→ **REQUEST**
Repeat all of the data precisely.

───── RECORDS TO USE

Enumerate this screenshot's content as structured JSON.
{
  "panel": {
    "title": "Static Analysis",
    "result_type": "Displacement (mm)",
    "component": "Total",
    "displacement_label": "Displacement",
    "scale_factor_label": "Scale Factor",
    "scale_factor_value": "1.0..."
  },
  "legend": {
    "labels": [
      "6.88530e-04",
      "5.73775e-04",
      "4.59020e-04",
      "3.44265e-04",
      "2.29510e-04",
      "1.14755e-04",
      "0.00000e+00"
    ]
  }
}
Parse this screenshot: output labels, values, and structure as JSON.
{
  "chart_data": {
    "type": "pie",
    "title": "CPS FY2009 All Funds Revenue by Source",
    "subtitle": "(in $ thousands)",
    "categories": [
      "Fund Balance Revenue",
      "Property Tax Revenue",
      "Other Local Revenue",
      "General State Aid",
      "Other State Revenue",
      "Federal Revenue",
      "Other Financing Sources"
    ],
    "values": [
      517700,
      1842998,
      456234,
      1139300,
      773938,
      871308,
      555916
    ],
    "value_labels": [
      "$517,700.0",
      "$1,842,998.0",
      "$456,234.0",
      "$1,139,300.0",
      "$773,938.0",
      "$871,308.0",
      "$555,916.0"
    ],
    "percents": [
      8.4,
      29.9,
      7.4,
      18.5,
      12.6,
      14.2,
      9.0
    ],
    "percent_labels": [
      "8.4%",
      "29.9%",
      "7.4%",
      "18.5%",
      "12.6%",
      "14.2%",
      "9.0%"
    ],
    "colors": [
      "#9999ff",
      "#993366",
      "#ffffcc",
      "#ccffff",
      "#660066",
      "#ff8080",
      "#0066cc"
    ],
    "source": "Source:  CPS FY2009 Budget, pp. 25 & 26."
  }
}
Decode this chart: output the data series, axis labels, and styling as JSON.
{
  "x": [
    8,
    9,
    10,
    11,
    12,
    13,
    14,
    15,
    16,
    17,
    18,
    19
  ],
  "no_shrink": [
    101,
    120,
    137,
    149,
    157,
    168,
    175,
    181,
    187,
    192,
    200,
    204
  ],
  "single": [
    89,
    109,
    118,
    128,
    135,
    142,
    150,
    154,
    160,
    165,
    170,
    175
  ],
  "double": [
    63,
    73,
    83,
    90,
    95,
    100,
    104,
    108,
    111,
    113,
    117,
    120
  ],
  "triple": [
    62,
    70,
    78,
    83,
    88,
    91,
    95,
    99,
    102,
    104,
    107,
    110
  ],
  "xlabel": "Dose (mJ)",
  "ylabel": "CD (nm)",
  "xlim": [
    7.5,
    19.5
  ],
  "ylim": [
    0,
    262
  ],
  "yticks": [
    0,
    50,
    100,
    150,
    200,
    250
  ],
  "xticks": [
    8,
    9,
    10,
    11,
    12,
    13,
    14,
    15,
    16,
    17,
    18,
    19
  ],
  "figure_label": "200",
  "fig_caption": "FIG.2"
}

──────────

→ **CORRECT RESULT**
Enumerate this screenshot's content as structured JSON.
{
  "panel": {
    "title": "Static Analysis",
    "result_type": "Displacement (mm)",
    "component": "Total",
    "displacement_label": "Displacement",
    "scale_factor_label": "Scale Factor",
    "scale_factor_value": "1.0..."
  },
  "legend": {
    "labels": [
      "6.88530e-04",
      "5.73775e-04",
      "4.59020e-04",
      "3.44265e-04",
      "2.29510e-04",
      "1.14755e-04",
      "0.00000e+00"
    ]
  }
}
Parse this screenshot: output labels, values, and structure as JSON.
{
  "chart_data": {
    "type": "pie",
    "title": "CPS FY2009 All Funds Revenue by Source",
    "subtitle": "(in $ thousands)",
    "categories": [
      "Fund Balance Revenue",
      "Property Tax Revenue",
      "Other Local Revenue",
      "General State Aid",
      "Other State Revenue",
      "Federal Revenue",
      "Other Financing Sources"
    ],
    "values": [
      517700,
      1842998,
      456234,
      1139300,
      773938,
      871308,
      555916
    ],
    "value_labels": [
      "$517,700.0",
      "$1,842,998.0",
      "$456,234.0",
      "$1,139,300.0",
      "$773,938.0",
      "$871,308.0",
      "$555,916.0"
    ],
    "percents": [
      8.4,
      29.9,
      7.4,
      18.5,
      12.6,
      14.2,
      9.0
    ],
    "percent_labels": [
      "8.4%",
      "29.9%",
      "7.4%",
      "18.5%",
      "12.6%",
      "14.2%",
      "9.0%"
    ],
    "colors": [
      "#9999ff",
      "#993366",
      "#ffffcc",
      "#ccffff",
      "#660066",
      "#ff8080",
      "#0066cc"
    ],
    "source": "Source:  CPS FY2009 Budget, pp. 25 & 26."
  }
}
Decode this chart: output the data series, axis labels, and styling as JSON.
{
  "x": [
    8,
    9,
    10,
    11,
    12,
    13,
    14,
    15,
    16,
    17,
    18,
    19
  ],
  "no_shrink": [
    101,
    120,
    137,
    149,
    157,
    168,
    175,
    181,
    187,
    192,
    200,
    204
  ],
  "single": [
    89,
    109,
    118,
    128,
    135,
    142,
    150,
    154,
    160,
    165,
    170,
    175
  ],
  "double": [
    63,
    73,
    83,
    90,
    95,
    100,
    104,
    108,
    111,
    113,
    117,
    120
  ],
  "triple": [
    62,
    70,
    78,
    83,
    88,
    91,
    95,
    99,
    102,
    104,
    107,
    110
  ],
  "xlabel": "Dose (mJ)",
  "ylabel": "CD (nm)",
  "xlim": [
    7.5,
    19.5
  ],
  "ylim": [
    0,
    262
  ],
  "yticks": [
    0,
    50,
    100,
    150,
    200,
    250
  ],
  "xticks": [
    8,
    9,
    10,
    11,
    12,
    13,
    14,
    15,
    16,
    17,
    18,
    19
  ],
  "figure_label": "200",
  "fig_caption": "FIG.2"
}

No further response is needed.